● OBJECTIF 1:
Pour chacune des affirmations (a), (b) et (c) ci-dessous, indiquez par oui ou par non si elle concorde avec le texte sur les commerçants, en citant à l'identique les mots du texte qui tranchent la question. (a) Selon le baromètre L'ObSoCo-Galimmo, 71 % des consommateurs jugent que les commerces de leur ville influent sur leur qualité de vie. (b) Pierre Bosche occupe le poste de directeur des études du cabinet Altares. (c) Caroline Baron exerce dans le commerce alimentaire à Lyon.

● BLOC DE TEXTE:

• • • • • • •

En plein Black Friday, pas question pour Caroline Baron, commerçante dans l'habillement à Marseille, de laisser échapper la clientèle en perdant du temps au téléphone pour évoquer les difficultés que traverse le secteur. Comme elle, à l'approche de Noël, les commerçants veulent rester concentrés sur le sprint final de l'année. La période est essentielle, voire décisive. « Beaucoup de ceux qui vont manquer ce rendez-vous d'affaires iront dans le mur », prévient Thierry Millon, directeur des études du cabinet Altares. Environ 250.000 magasins de commerce de détail et d'artisanat commercial sont recensés en France, avec de fortes disparités territoriales (Paris en comptait plus de 60.000 en 2023).

Quand bien même ils continuent de bénéficier d'une cote de confiance de la part des consommateurs - 71 % estiment que les commerces de leur ville influencent leur qualité de vie, selon le baromètre L'ObSoCo-Galimmo -, les commerçants de l'Hexagone ont connu des jours meilleurs.

Pris en tenaille entre l'inflation des derniers mois ainsi que la fragilité de la consommation, ils doivent aujourd'hui faire avec la faiblesse des marges. Et lorsqu'on interroge Pierre Bosche, le nouveau président de la Confédération des commerçants, sa réponse est sans appel : « Aucun commerce n'excelle. Et certains se portent encore moins bien que les autres. »

• • • • • • •

● DONNÉES FOURNIES:
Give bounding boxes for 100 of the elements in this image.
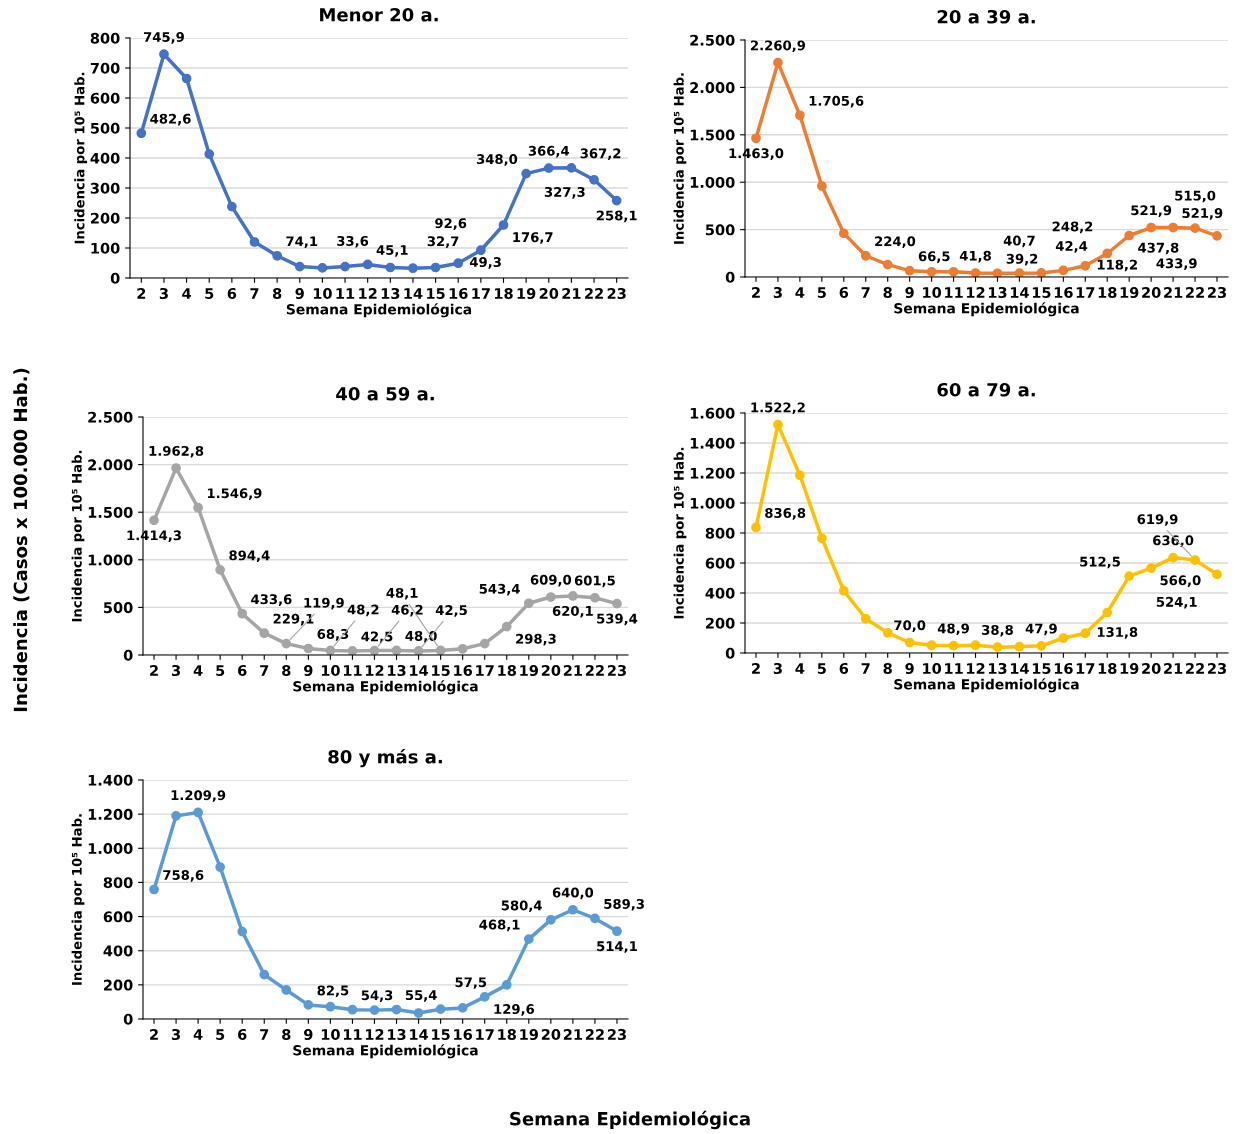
point: [860, 250, 871, 261]
y-axis-title: Incidencia por 10⁵ Hab.: [71, 450, 85, 622]
point: [1146, 563, 1157, 573]
x-tick-label: 22: [585, 1028, 604, 1040]
point: [237, 926, 248, 937]
point: [215, 862, 226, 872]
point: [1146, 222, 1157, 233]
point: [413, 646, 424, 655]
y-tick-label: 1.500: [88, 506, 133, 518]
data-label: 367,2: [580, 148, 621, 161]
data-label: 482,6: [150, 113, 191, 126]
point: [149, 884, 159, 895]
data-label: 258,1: [596, 210, 637, 223]
data-label: 619,9: [1137, 514, 1178, 526]
x-tick-label: 19: [1120, 286, 1139, 299]
chart-title: Menor 20 a.: [320, 7, 438, 22]
point: [611, 195, 622, 206]
x-tick-label: 5: [216, 665, 225, 677]
x-tick-label: 2: [137, 287, 146, 299]
point: [521, 168, 531, 179]
data-label: 433,9: [1156, 258, 1197, 270]
y-tick-label: 1.200: [88, 808, 133, 820]
x-tick-label: 16: [454, 664, 473, 677]
point: [926, 266, 937, 277]
x-tick-label: 7: [250, 288, 259, 299]
x-tick-label: 4: [795, 663, 805, 674]
point: [795, 470, 805, 481]
point: [948, 640, 959, 651]
data-label: 42,5: [361, 631, 393, 644]
data-label: 38,8: [982, 624, 1013, 637]
point: [992, 642, 1003, 653]
x-tick-label: 12: [967, 662, 985, 674]
x-tick-label: 15: [1032, 287, 1051, 299]
data-label: 589,3: [604, 898, 644, 911]
point: [476, 245, 486, 256]
point: [272, 250, 282, 261]
point: [347, 1004, 358, 1015]
point: [566, 162, 577, 173]
point: [159, 49, 169, 60]
point: [193, 807, 203, 818]
point: [317, 263, 328, 273]
y-tick-label: 1.400: [88, 774, 133, 786]
y-tick-label: 500: [705, 224, 735, 236]
x-tick-label: 11: [336, 288, 355, 299]
point: [1168, 552, 1178, 563]
point: [816, 181, 827, 191]
x-tick-label: 14: [410, 665, 429, 676]
x-tick-label: 3: [159, 287, 168, 300]
point: [568, 904, 578, 915]
point: [1014, 641, 1025, 652]
x-tick-label: 3: [171, 664, 180, 677]
y-axis-title: Incidencia por 10⁵ Hab.: [74, 72, 88, 244]
data-label: 433,6: [251, 594, 292, 606]
y-tick-label: 400: [90, 152, 120, 164]
data-label: 129,6: [494, 1004, 535, 1016]
point: [926, 640, 937, 651]
y-tick-label: 200: [705, 617, 735, 629]
point: [385, 262, 396, 273]
data-label: 437,8: [1138, 242, 1179, 255]
y-axis-title: Incidencia por 10⁵ Hab.: [673, 73, 687, 244]
point: [1036, 268, 1047, 277]
x-tick-label: 22: [1186, 286, 1204, 298]
x-tick-label: 4: [193, 665, 203, 676]
x-tick-label: 15: [432, 665, 450, 677]
y-tick-label: 2.000: [690, 82, 735, 94]
x-tick-label: 10: [923, 286, 942, 299]
x-tick-label: 11: [945, 663, 963, 674]
y-tick-label: 0: [123, 1013, 133, 1025]
y-tick-label: 1.500: [690, 129, 735, 141]
x-tick-label: 16: [1054, 662, 1073, 675]
x-tick-label: 22: [585, 664, 604, 676]
point: [773, 419, 783, 430]
x-tick-label: 6: [839, 286, 849, 299]
x-tick-label: 13: [381, 287, 400, 300]
point: [204, 149, 215, 159]
x-tick-label: 8: [272, 287, 282, 300]
x-tick-label: 10: [313, 287, 332, 300]
x-tick-label: 23: [607, 287, 626, 300]
data-label: 42,5: [435, 605, 467, 617]
point: [882, 259, 893, 270]
x-tick-label: 5: [205, 288, 214, 300]
x-tick-label: 21: [563, 1028, 583, 1040]
x-tick-label: 17: [1076, 287, 1095, 298]
point: [904, 637, 915, 648]
x-tick-label: 15: [432, 1029, 450, 1041]
point: [149, 515, 159, 526]
x-tick-label: 23: [1208, 662, 1227, 675]
point: [1102, 607, 1113, 618]
x-tick-label: 7: [861, 287, 870, 298]
point: [751, 522, 761, 533]
data-label: 348,0: [476, 154, 518, 166]
point: [882, 627, 893, 638]
point: [408, 263, 418, 274]
data-label: 66,5: [918, 251, 950, 263]
point: [1190, 223, 1200, 234]
chart-title: 40 a 59 a.: [336, 386, 434, 401]
data-label: 54,3: [361, 990, 393, 1002]
data-label: 176,7: [513, 232, 553, 244]
data-label: 118,2: [1097, 259, 1137, 272]
point: [816, 533, 827, 544]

• • • • • • •

● OBJECTIF 2:
Extrayez du listing, sans la moindre modification, les lignes qui vont de celle contenant « point: [860, 250, 871, 261] » à celle contenant « point: [159, 49, 169, 60] », ces deux lignes incluses.

● RÉPONSE ATTENDUE 1:
(a) Oui : « 71 % estiment que les commerces de leur ville influencent leur qualité de vie, selon le baromètre L'ObSoCo-Galimmo ».
(b) Non : « prévient Thierry Millon, directeur des études du cabinet Altares » ; Pierre Bosche est « le nouveau président de la Confédération des commerçants ».
(c) Non : « Caroline Baron, commerçante dans l'habillement à Marseille ».

● RÉPONSE ATTENDUE 2:
point: [860, 250, 871, 261]
y-axis-title: Incidencia por 10⁵ Hab.: [71, 450, 85, 622]
point: [1146, 563, 1157, 573]
x-tick-label: 22: [585, 1028, 604, 1040]
point: [237, 926, 248, 937]
point: [215, 862, 226, 872]
point: [1146, 222, 1157, 233]
point: [413, 646, 424, 655]
y-tick-label: 1.500: [88, 506, 133, 518]
data-label: 367,2: [580, 148, 621, 161]
data-label: 482,6: [150, 113, 191, 126]
point: [149, 884, 159, 895]
data-label: 258,1: [596, 210, 637, 223]
data-label: 619,9: [1137, 514, 1178, 526]
x-tick-label: 19: [1120, 286, 1139, 299]
chart-title: Menor 20 a.: [320, 7, 438, 22]
point: [611, 195, 622, 206]
x-tick-label: 5: [216, 665, 225, 677]
x-tick-label: 2: [137, 287, 146, 299]
point: [521, 168, 531, 179]
data-label: 433,9: [1156, 258, 1197, 270]
y-tick-label: 1.200: [88, 808, 133, 820]
x-tick-label: 16: [454, 664, 473, 677]
point: [926, 266, 937, 277]
x-tick-label: 7: [250, 288, 259, 299]
x-tick-label: 4: [795, 663, 805, 674]
point: [795, 470, 805, 481]
point: [948, 640, 959, 651]
data-label: 42,5: [361, 631, 393, 644]
data-label: 38,8: [982, 624, 1013, 637]
point: [992, 642, 1003, 653]
x-tick-label: 12: [967, 662, 985, 674]
x-tick-label: 15: [1032, 287, 1051, 299]
data-label: 589,3: [604, 898, 644, 911]
point: [476, 245, 486, 256]
point: [272, 250, 282, 261]
point: [347, 1004, 358, 1015]
point: [566, 162, 577, 173]
point: [159, 49, 169, 60]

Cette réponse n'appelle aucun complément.